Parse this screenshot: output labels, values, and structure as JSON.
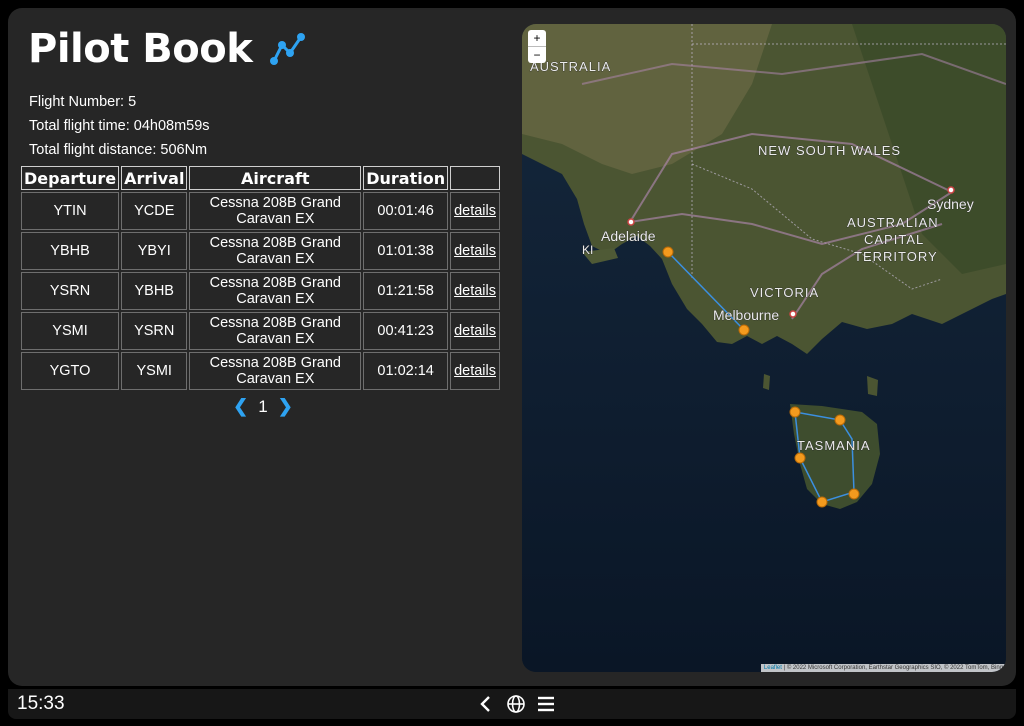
{
  "app": {
    "title": "Pilot Book"
  },
  "stats": {
    "flight_number": "Flight Number: 5",
    "total_time": "Total flight time: 04h08m59s",
    "total_distance": "Total flight distance: 506Nm"
  },
  "table": {
    "headers": [
      "Departure",
      "Arrival",
      "Aircraft",
      "Duration",
      ""
    ],
    "rows": [
      {
        "departure": "YTIN",
        "arrival": "YCDE",
        "aircraft": "Cessna 208B Grand Caravan EX",
        "duration": "00:01:46",
        "link": "details"
      },
      {
        "departure": "YBHB",
        "arrival": "YBYI",
        "aircraft": "Cessna 208B Grand Caravan EX",
        "duration": "01:01:38",
        "link": "details"
      },
      {
        "departure": "YSRN",
        "arrival": "YBHB",
        "aircraft": "Cessna 208B Grand Caravan EX",
        "duration": "01:21:58",
        "link": "details"
      },
      {
        "departure": "YSMI",
        "arrival": "YSRN",
        "aircraft": "Cessna 208B Grand Caravan EX",
        "duration": "00:41:23",
        "link": "details"
      },
      {
        "departure": "YGTO",
        "arrival": "YSMI",
        "aircraft": "Cessna 208B Grand Caravan EX",
        "duration": "01:02:14",
        "link": "details"
      }
    ]
  },
  "pager": {
    "page": "1"
  },
  "map": {
    "zoom_in": "+",
    "zoom_out": "−",
    "labels": {
      "australia": "AUSTRALIA",
      "nsw": "NEW SOUTH WALES",
      "sydney": "Sydney",
      "adelaide": "Adelaide",
      "ki": "KI",
      "act1": "AUSTRALIAN",
      "act2": "CAPITAL",
      "act3": "TERRITORY",
      "victoria": "VICTORIA",
      "melbourne": "Melbourne",
      "tasmania": "TASMANIA"
    },
    "attribution_link": "Leaflet",
    "attribution_text": " | © 2022 Microsoft Corporation, Earthstar Geographics SIO, © 2022 TomTom, Bing",
    "route_color": "#3b8fe0",
    "marker_color": "#f39a1e"
  },
  "taskbar": {
    "clock": "15:33"
  },
  "icons": {
    "header": "line-chart-icon",
    "pager_prev": "chevron-left-icon",
    "pager_next": "chevron-right-icon",
    "back": "back-icon",
    "globe": "globe-icon",
    "menu": "hamburger-menu-icon"
  }
}
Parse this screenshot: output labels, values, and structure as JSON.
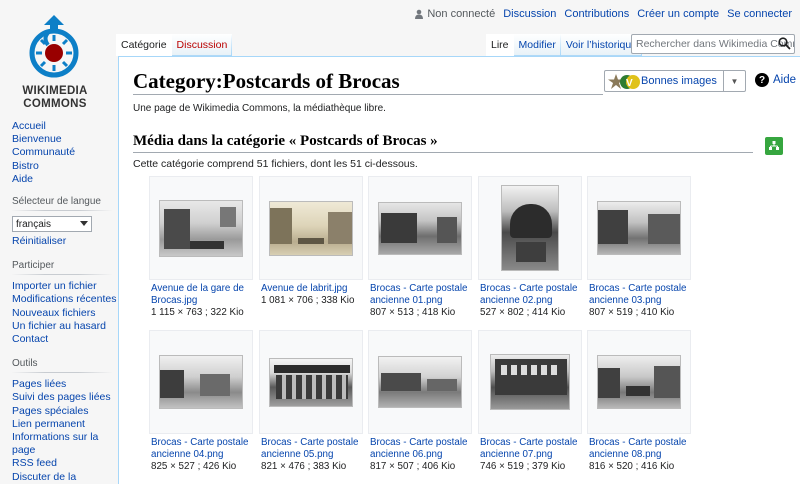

## What you have to do
Reproduce the whole listing above word for word, but not its pictures.

## Response
Parse this screenshot: output labels, values, and structure as JSON.
{
  "app": {
    "title": "Pilot Book"
  },
  "stats": {
    "flight_number": "Flight Number: 5",
    "total_time": "Total flight time: 04h08m59s",
    "total_distance": "Total flight distance: 506Nm"
  },
  "table": {
    "headers": [
      "Departure",
      "Arrival",
      "Aircraft",
      "Duration",
      ""
    ],
    "rows": [
      {
        "departure": "YTIN",
        "arrival": "YCDE",
        "aircraft": "Cessna 208B Grand Caravan EX",
        "duration": "00:01:46",
        "link": "details"
      },
      {
        "departure": "YBHB",
        "arrival": "YBYI",
        "aircraft": "Cessna 208B Grand Caravan EX",
        "duration": "01:01:38",
        "link": "details"
      },
      {
        "departure": "YSRN",
        "arrival": "YBHB",
        "aircraft": "Cessna 208B Grand Caravan EX",
        "duration": "01:21:58",
        "link": "details"
      },
      {
        "departure": "YSMI",
        "arrival": "YSRN",
        "aircraft": "Cessna 208B Grand Caravan EX",
        "duration": "00:41:23",
        "link": "details"
      },
      {
        "departure": "YGTO",
        "arrival": "YSMI",
        "aircraft": "Cessna 208B Grand Caravan EX",
        "duration": "01:02:14",
        "link": "details"
      }
    ]
  },
  "pager": {
    "page": "1"
  },
  "map": {
    "zoom_in": "+",
    "zoom_out": "−",
    "labels": {
      "australia": "AUSTRALIA",
      "nsw": "NEW SOUTH WALES",
      "sydney": "Sydney",
      "adelaide": "Adelaide",
      "ki": "KI",
      "act1": "AUSTRALIAN",
      "act2": "CAPITAL",
      "act3": "TERRITORY",
      "victoria": "VICTORIA",
      "melbourne": "Melbourne",
      "tasmania": "TASMANIA"
    },
    "attribution_link": "Leaflet",
    "attribution_text": " | © 2022 Microsoft Corporation, Earthstar Geographics SIO, © 2022 TomTom, Bing",
    "route_color": "#3b8fe0",
    "marker_color": "#f39a1e"
  },
  "taskbar": {
    "clock": "15:33"
  },
  "icons": {
    "header": "line-chart-icon",
    "pager_prev": "chevron-left-icon",
    "pager_next": "chevron-right-icon",
    "back": "back-icon",
    "globe": "globe-icon",
    "menu": "hamburger-menu-icon"
  }
}
Parse this screenshot: output labels, values, and structure as JSON.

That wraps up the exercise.